(Figure record extracts)

____________

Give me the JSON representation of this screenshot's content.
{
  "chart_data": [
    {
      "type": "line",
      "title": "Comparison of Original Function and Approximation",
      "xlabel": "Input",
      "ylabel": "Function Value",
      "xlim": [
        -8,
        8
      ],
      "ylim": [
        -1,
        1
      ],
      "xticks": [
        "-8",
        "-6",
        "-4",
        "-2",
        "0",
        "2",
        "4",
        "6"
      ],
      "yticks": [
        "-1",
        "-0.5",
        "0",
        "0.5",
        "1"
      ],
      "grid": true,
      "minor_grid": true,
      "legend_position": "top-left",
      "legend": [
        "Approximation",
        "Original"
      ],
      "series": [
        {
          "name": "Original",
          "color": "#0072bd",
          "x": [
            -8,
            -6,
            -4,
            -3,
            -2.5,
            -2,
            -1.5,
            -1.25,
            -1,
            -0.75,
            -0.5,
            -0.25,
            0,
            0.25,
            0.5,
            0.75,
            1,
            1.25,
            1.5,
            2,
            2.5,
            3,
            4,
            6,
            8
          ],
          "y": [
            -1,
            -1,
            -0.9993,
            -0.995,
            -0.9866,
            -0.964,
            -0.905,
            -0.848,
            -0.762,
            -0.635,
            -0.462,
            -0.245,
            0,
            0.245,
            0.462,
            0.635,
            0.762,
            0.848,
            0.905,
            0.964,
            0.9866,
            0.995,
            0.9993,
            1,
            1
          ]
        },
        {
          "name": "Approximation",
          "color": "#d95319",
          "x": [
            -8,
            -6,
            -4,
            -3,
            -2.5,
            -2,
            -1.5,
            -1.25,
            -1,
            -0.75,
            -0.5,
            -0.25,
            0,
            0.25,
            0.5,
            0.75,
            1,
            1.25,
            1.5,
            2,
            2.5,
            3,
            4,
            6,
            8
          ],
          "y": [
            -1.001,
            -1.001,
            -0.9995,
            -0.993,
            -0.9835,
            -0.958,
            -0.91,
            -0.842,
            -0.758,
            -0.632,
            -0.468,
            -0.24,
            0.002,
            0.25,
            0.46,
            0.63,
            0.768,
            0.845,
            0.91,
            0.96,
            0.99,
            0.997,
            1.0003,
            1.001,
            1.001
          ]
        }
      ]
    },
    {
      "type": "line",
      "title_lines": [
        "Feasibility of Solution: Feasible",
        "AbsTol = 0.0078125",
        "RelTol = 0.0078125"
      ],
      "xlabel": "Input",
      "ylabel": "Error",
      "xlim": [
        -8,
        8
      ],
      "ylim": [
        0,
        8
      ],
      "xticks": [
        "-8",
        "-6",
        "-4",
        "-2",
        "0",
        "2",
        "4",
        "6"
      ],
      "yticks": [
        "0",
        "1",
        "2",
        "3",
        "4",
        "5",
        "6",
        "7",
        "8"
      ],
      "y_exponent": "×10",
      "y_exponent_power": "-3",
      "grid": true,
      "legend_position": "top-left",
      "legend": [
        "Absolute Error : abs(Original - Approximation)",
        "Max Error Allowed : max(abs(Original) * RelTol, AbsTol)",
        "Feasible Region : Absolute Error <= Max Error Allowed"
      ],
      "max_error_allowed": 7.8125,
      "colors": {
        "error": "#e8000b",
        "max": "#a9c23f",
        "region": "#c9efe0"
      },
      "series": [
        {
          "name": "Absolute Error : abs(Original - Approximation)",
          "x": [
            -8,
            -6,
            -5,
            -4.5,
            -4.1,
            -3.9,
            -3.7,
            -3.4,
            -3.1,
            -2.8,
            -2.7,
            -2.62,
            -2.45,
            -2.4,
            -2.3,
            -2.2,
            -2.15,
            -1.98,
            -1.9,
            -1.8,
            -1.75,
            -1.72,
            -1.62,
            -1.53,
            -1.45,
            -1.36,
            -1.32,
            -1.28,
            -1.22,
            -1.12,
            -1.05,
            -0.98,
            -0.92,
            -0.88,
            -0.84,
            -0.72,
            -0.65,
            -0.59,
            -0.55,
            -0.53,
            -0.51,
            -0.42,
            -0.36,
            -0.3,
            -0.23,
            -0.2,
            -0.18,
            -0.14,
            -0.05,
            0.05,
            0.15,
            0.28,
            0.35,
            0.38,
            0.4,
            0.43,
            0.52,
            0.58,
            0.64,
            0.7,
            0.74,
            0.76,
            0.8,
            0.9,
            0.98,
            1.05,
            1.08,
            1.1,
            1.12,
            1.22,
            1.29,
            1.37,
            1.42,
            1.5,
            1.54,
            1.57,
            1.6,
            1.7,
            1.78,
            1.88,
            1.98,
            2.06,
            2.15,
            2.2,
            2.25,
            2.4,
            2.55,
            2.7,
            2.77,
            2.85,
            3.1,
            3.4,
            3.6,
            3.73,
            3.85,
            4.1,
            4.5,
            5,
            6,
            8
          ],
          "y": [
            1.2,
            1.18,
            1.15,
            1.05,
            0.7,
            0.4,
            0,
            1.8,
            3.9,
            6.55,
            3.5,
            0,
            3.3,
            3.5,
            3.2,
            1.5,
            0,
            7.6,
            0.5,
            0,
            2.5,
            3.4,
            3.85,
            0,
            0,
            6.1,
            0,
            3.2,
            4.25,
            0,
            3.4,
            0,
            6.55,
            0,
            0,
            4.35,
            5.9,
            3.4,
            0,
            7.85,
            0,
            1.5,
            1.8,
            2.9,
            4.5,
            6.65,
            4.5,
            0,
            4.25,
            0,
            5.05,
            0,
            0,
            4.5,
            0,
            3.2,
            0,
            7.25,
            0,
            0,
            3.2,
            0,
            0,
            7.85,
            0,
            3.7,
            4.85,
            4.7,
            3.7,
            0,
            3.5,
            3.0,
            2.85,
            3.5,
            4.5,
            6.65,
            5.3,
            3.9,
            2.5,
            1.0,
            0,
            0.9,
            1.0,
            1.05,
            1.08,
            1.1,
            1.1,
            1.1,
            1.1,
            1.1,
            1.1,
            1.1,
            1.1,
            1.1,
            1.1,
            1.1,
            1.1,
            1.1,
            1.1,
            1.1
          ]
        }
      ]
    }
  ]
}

____________

**DESCRIPTION OF THE TASK**
Exactly reproduce every line of the data above.

**SOLUTION FOR THIS TASK**
Give me the JSON representation of this screenshot's content.
{
  "chart_data": [
    {
      "type": "line",
      "title": "Comparison of Original Function and Approximation",
      "xlabel": "Input",
      "ylabel": "Function Value",
      "xlim": [
        -8,
        8
      ],
      "ylim": [
        -1,
        1
      ],
      "xticks": [
        "-8",
        "-6",
        "-4",
        "-2",
        "0",
        "2",
        "4",
        "6"
      ],
      "yticks": [
        "-1",
        "-0.5",
        "0",
        "0.5",
        "1"
      ],
      "grid": true,
      "minor_grid": true,
      "legend_position": "top-left",
      "legend": [
        "Approximation",
        "Original"
      ],
      "series": [
        {
          "name": "Original",
          "color": "#0072bd",
          "x": [
            -8,
            -6,
            -4,
            -3,
            -2.5,
            -2,
            -1.5,
            -1.25,
            -1,
            -0.75,
            -0.5,
            -0.25,
            0,
            0.25,
            0.5,
            0.75,
            1,
            1.25,
            1.5,
            2,
            2.5,
            3,
            4,
            6,
            8
          ],
          "y": [
            -1,
            -1,
            -0.9993,
            -0.995,
            -0.9866,
            -0.964,
            -0.905,
            -0.848,
            -0.762,
            -0.635,
            -0.462,
            -0.245,
            0,
            0.245,
            0.462,
            0.635,
            0.762,
            0.848,
            0.905,
            0.964,
            0.9866,
            0.995,
            0.9993,
            1,
            1
          ]
        },
        {
          "name": "Approximation",
          "color": "#d95319",
          "x": [
            -8,
            -6,
            -4,
            -3,
            -2.5,
            -2,
            -1.5,
            -1.25,
            -1,
            -0.75,
            -0.5,
            -0.25,
            0,
            0.25,
            0.5,
            0.75,
            1,
            1.25,
            1.5,
            2,
            2.5,
            3,
            4,
            6,
            8
          ],
          "y": [
            -1.001,
            -1.001,
            -0.9995,
            -0.993,
            -0.9835,
            -0.958,
            -0.91,
            -0.842,
            -0.758,
            -0.632,
            -0.468,
            -0.24,
            0.002,
            0.25,
            0.46,
            0.63,
            0.768,
            0.845,
            0.91,
            0.96,
            0.99,
            0.997,
            1.0003,
            1.001,
            1.001
          ]
        }
      ]
    },
    {
      "type": "line",
      "title_lines": [
        "Feasibility of Solution: Feasible",
        "AbsTol = 0.0078125",
        "RelTol = 0.0078125"
      ],
      "xlabel": "Input",
      "ylabel": "Error",
      "xlim": [
        -8,
        8
      ],
      "ylim": [
        0,
        8
      ],
      "xticks": [
        "-8",
        "-6",
        "-4",
        "-2",
        "0",
        "2",
        "4",
        "6"
      ],
      "yticks": [
        "0",
        "1",
        "2",
        "3",
        "4",
        "5",
        "6",
        "7",
        "8"
      ],
      "y_exponent": "×10",
      "y_exponent_power": "-3",
      "grid": true,
      "legend_position": "top-left",
      "legend": [
        "Absolute Error : abs(Original - Approximation)",
        "Max Error Allowed : max(abs(Original) * RelTol, AbsTol)",
        "Feasible Region : Absolute Error <= Max Error Allowed"
      ],
      "max_error_allowed": 7.8125,
      "colors": {
        "error": "#e8000b",
        "max": "#a9c23f",
        "region": "#c9efe0"
      },
      "series": [
        {
          "name": "Absolute Error : abs(Original - Approximation)",
          "x": [
            -8,
            -6,
            -5,
            -4.5,
            -4.1,
            -3.9,
            -3.7,
            -3.4,
            -3.1,
            -2.8,
            -2.7,
            -2.62,
            -2.45,
            -2.4,
            -2.3,
            -2.2,
            -2.15,
            -1.98,
            -1.9,
            -1.8,
            -1.75,
            -1.72,
            -1.62,
            -1.53,
            -1.45,
            -1.36,
            -1.32,
            -1.28,
            -1.22,
            -1.12,
            -1.05,
            -0.98,
            -0.92,
            -0.88,
            -0.84,
            -0.72,
            -0.65,
            -0.59,
            -0.55,
            -0.53,
            -0.51,
            -0.42,
            -0.36,
            -0.3,
            -0.23,
            -0.2,
            -0.18,
            -0.14,
            -0.05,
            0.05,
            0.15,
            0.28,
            0.35,
            0.38,
            0.4,
            0.43,
            0.52,
            0.58,
            0.64,
            0.7,
            0.74,
            0.76,
            0.8,
            0.9,
            0.98,
            1.05,
            1.08,
            1.1,
            1.12,
            1.22,
            1.29,
            1.37,
            1.42,
            1.5,
            1.54,
            1.57,
            1.6,
            1.7,
            1.78,
            1.88,
            1.98,
            2.06,
            2.15,
            2.2,
            2.25,
            2.4,
            2.55,
            2.7,
            2.77,
            2.85,
            3.1,
            3.4,
            3.6,
            3.73,
            3.85,
            4.1,
            4.5,
            5,
            6,
            8
          ],
          "y": [
            1.2,
            1.18,
            1.15,
            1.05,
            0.7,
            0.4,
            0,
            1.8,
            3.9,
            6.55,
            3.5,
            0,
            3.3,
            3.5,
            3.2,
            1.5,
            0,
            7.6,
            0.5,
            0,
            2.5,
            3.4,
            3.85,
            0,
            0,
            6.1,
            0,
            3.2,
            4.25,
            0,
            3.4,
            0,
            6.55,
            0,
            0,
            4.35,
            5.9,
            3.4,
            0,
            7.85,
            0,
            1.5,
            1.8,
            2.9,
            4.5,
            6.65,
            4.5,
            0,
            4.25,
            0,
            5.05,
            0,
            0,
            4.5,
            0,
            3.2,
            0,
            7.25,
            0,
            0,
            3.2,
            0,
            0,
            7.85,
            0,
            3.7,
            4.85,
            4.7,
            3.7,
            0,
            3.5,
            3.0,
            2.85,
            3.5,
            4.5,
            6.65,
            5.3,
            3.9,
            2.5,
            1.0,
            0,
            0.9,
            1.0,
            1.05,
            1.08,
            1.1,
            1.1,
            1.1,
            1.1,
            1.1,
            1.1,
            1.1,
            1.1,
            1.1,
            1.1,
            1.1,
            1.1,
            1.1,
            1.1,
            1.1
          ]
        }
      ]
    }
  ]
}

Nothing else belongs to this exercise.